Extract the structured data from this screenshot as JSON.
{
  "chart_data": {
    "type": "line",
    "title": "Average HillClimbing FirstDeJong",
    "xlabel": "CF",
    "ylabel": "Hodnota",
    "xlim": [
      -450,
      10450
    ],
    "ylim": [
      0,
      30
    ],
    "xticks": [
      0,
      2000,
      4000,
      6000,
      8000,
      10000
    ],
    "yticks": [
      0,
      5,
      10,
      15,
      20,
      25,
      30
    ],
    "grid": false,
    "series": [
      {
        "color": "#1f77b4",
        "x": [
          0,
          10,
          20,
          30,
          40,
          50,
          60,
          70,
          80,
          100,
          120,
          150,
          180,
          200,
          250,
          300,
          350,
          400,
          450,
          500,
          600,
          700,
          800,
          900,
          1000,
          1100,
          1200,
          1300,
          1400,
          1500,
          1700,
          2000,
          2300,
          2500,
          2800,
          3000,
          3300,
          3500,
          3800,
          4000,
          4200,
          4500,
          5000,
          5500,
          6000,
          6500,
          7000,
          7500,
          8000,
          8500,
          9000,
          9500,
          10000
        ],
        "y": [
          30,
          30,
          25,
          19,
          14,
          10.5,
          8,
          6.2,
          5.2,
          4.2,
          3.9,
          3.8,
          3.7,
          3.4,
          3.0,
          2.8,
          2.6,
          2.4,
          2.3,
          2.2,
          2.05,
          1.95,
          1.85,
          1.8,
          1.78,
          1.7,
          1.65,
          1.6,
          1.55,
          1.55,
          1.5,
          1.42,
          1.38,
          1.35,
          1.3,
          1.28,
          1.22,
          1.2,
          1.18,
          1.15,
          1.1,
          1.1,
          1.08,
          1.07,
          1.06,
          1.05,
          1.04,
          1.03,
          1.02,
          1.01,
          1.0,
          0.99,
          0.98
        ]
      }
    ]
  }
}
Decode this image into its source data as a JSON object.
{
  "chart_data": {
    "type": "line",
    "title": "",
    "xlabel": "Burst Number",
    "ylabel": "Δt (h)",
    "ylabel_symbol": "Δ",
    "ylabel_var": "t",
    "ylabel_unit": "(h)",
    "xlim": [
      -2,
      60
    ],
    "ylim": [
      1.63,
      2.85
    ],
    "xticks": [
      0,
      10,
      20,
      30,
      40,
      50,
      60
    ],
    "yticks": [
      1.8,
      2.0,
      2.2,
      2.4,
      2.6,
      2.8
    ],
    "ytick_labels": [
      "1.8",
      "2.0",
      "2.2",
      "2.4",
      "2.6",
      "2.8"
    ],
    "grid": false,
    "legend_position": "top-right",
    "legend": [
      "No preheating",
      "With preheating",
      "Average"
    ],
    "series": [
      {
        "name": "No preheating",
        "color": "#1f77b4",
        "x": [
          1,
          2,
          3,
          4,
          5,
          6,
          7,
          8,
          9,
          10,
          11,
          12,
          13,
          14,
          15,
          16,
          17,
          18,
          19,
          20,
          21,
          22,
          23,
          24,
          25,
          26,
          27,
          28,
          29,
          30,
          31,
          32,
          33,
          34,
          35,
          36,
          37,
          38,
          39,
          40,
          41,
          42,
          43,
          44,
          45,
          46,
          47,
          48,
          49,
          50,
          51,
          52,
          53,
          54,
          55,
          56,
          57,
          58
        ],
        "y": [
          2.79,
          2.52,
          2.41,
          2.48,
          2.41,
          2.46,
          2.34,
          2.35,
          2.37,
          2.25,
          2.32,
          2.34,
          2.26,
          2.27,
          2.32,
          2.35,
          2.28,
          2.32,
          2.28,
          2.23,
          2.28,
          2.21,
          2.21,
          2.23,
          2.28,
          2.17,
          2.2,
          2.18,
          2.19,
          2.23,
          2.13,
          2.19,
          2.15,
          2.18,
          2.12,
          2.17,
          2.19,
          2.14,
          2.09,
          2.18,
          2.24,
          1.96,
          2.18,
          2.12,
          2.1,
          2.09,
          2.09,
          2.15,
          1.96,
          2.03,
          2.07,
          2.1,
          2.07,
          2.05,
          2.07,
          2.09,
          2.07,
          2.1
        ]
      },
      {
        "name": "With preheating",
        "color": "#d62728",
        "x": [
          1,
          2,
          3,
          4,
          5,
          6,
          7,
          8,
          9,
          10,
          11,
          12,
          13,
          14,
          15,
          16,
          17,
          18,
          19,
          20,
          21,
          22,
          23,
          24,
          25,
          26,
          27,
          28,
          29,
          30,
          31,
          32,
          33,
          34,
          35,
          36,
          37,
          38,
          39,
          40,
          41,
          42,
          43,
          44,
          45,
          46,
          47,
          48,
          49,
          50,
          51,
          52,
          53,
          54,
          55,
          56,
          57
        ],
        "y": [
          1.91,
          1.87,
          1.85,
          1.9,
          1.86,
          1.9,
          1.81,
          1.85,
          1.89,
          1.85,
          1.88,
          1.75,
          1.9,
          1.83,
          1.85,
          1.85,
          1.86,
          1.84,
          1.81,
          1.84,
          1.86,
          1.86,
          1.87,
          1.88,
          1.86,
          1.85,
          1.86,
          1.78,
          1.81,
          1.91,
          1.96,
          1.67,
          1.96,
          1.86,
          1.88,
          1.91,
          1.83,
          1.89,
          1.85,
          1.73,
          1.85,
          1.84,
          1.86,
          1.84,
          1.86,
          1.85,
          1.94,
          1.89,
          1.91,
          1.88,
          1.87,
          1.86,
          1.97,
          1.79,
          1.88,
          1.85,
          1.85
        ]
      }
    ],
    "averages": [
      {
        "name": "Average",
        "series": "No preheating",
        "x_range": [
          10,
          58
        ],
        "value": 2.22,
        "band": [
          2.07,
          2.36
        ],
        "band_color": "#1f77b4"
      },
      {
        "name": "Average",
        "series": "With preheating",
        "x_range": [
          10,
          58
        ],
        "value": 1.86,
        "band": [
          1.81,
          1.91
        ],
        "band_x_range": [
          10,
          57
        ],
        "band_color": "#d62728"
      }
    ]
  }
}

__Description of the task__
Write out every line from the records above, word for word.

__Answer to the problem__
Extract the structured data from this screenshot as JSON.
{
  "chart_data": {
    "type": "line",
    "title": "Average HillClimbing FirstDeJong",
    "xlabel": "CF",
    "ylabel": "Hodnota",
    "xlim": [
      -450,
      10450
    ],
    "ylim": [
      0,
      30
    ],
    "xticks": [
      0,
      2000,
      4000,
      6000,
      8000,
      10000
    ],
    "yticks": [
      0,
      5,
      10,
      15,
      20,
      25,
      30
    ],
    "grid": false,
    "series": [
      {
        "color": "#1f77b4",
        "x": [
          0,
          10,
          20,
          30,
          40,
          50,
          60,
          70,
          80,
          100,
          120,
          150,
          180,
          200,
          250,
          300,
          350,
          400,
          450,
          500,
          600,
          700,
          800,
          900,
          1000,
          1100,
          1200,
          1300,
          1400,
          1500,
          1700,
          2000,
          2300,
          2500,
          2800,
          3000,
          3300,
          3500,
          3800,
          4000,
          4200,
          4500,
          5000,
          5500,
          6000,
          6500,
          7000,
          7500,
          8000,
          8500,
          9000,
          9500,
          10000
        ],
        "y": [
          30,
          30,
          25,
          19,
          14,
          10.5,
          8,
          6.2,
          5.2,
          4.2,
          3.9,
          3.8,
          3.7,
          3.4,
          3.0,
          2.8,
          2.6,
          2.4,
          2.3,
          2.2,
          2.05,
          1.95,
          1.85,
          1.8,
          1.78,
          1.7,
          1.65,
          1.6,
          1.55,
          1.55,
          1.5,
          1.42,
          1.38,
          1.35,
          1.3,
          1.28,
          1.22,
          1.2,
          1.18,
          1.15,
          1.1,
          1.1,
          1.08,
          1.07,
          1.06,
          1.05,
          1.04,
          1.03,
          1.02,
          1.01,
          1.0,
          0.99,
          0.98
        ]
      }
    ]
  }
}
Decode this image into its source data as a JSON object.
{
  "chart_data": {
    "type": "line",
    "title": "",
    "xlabel": "Burst Number",
    "ylabel": "Δt (h)",
    "ylabel_symbol": "Δ",
    "ylabel_var": "t",
    "ylabel_unit": "(h)",
    "xlim": [
      -2,
      60
    ],
    "ylim": [
      1.63,
      2.85
    ],
    "xticks": [
      0,
      10,
      20,
      30,
      40,
      50,
      60
    ],
    "yticks": [
      1.8,
      2.0,
      2.2,
      2.4,
      2.6,
      2.8
    ],
    "ytick_labels": [
      "1.8",
      "2.0",
      "2.2",
      "2.4",
      "2.6",
      "2.8"
    ],
    "grid": false,
    "legend_position": "top-right",
    "legend": [
      "No preheating",
      "With preheating",
      "Average"
    ],
    "series": [
      {
        "name": "No preheating",
        "color": "#1f77b4",
        "x": [
          1,
          2,
          3,
          4,
          5,
          6,
          7,
          8,
          9,
          10,
          11,
          12,
          13,
          14,
          15,
          16,
          17,
          18,
          19,
          20,
          21,
          22,
          23,
          24,
          25,
          26,
          27,
          28,
          29,
          30,
          31,
          32,
          33,
          34,
          35,
          36,
          37,
          38,
          39,
          40,
          41,
          42,
          43,
          44,
          45,
          46,
          47,
          48,
          49,
          50,
          51,
          52,
          53,
          54,
          55,
          56,
          57,
          58
        ],
        "y": [
          2.79,
          2.52,
          2.41,
          2.48,
          2.41,
          2.46,
          2.34,
          2.35,
          2.37,
          2.25,
          2.32,
          2.34,
          2.26,
          2.27,
          2.32,
          2.35,
          2.28,
          2.32,
          2.28,
          2.23,
          2.28,
          2.21,
          2.21,
          2.23,
          2.28,
          2.17,
          2.2,
          2.18,
          2.19,
          2.23,
          2.13,
          2.19,
          2.15,
          2.18,
          2.12,
          2.17,
          2.19,
          2.14,
          2.09,
          2.18,
          2.24,
          1.96,
          2.18,
          2.12,
          2.1,
          2.09,
          2.09,
          2.15,
          1.96,
          2.03,
          2.07,
          2.1,
          2.07,
          2.05,
          2.07,
          2.09,
          2.07,
          2.1
        ]
      },
      {
        "name": "With preheating",
        "color": "#d62728",
        "x": [
          1,
          2,
          3,
          4,
          5,
          6,
          7,
          8,
          9,
          10,
          11,
          12,
          13,
          14,
          15,
          16,
          17,
          18,
          19,
          20,
          21,
          22,
          23,
          24,
          25,
          26,
          27,
          28,
          29,
          30,
          31,
          32,
          33,
          34,
          35,
          36,
          37,
          38,
          39,
          40,
          41,
          42,
          43,
          44,
          45,
          46,
          47,
          48,
          49,
          50,
          51,
          52,
          53,
          54,
          55,
          56,
          57
        ],
        "y": [
          1.91,
          1.87,
          1.85,
          1.9,
          1.86,
          1.9,
          1.81,
          1.85,
          1.89,
          1.85,
          1.88,
          1.75,
          1.9,
          1.83,
          1.85,
          1.85,
          1.86,
          1.84,
          1.81,
          1.84,
          1.86,
          1.86,
          1.87,
          1.88,
          1.86,
          1.85,
          1.86,
          1.78,
          1.81,
          1.91,
          1.96,
          1.67,
          1.96,
          1.86,
          1.88,
          1.91,
          1.83,
          1.89,
          1.85,
          1.73,
          1.85,
          1.84,
          1.86,
          1.84,
          1.86,
          1.85,
          1.94,
          1.89,
          1.91,
          1.88,
          1.87,
          1.86,
          1.97,
          1.79,
          1.88,
          1.85,
          1.85
        ]
      }
    ],
    "averages": [
      {
        "name": "Average",
        "series": "No preheating",
        "x_range": [
          10,
          58
        ],
        "value": 2.22,
        "band": [
          2.07,
          2.36
        ],
        "band_color": "#1f77b4"
      },
      {
        "name": "Average",
        "series": "With preheating",
        "x_range": [
          10,
          58
        ],
        "value": 1.86,
        "band": [
          1.81,
          1.91
        ],
        "band_x_range": [
          10,
          57
        ],
        "band_color": "#d62728"
      }
    ]
  }
}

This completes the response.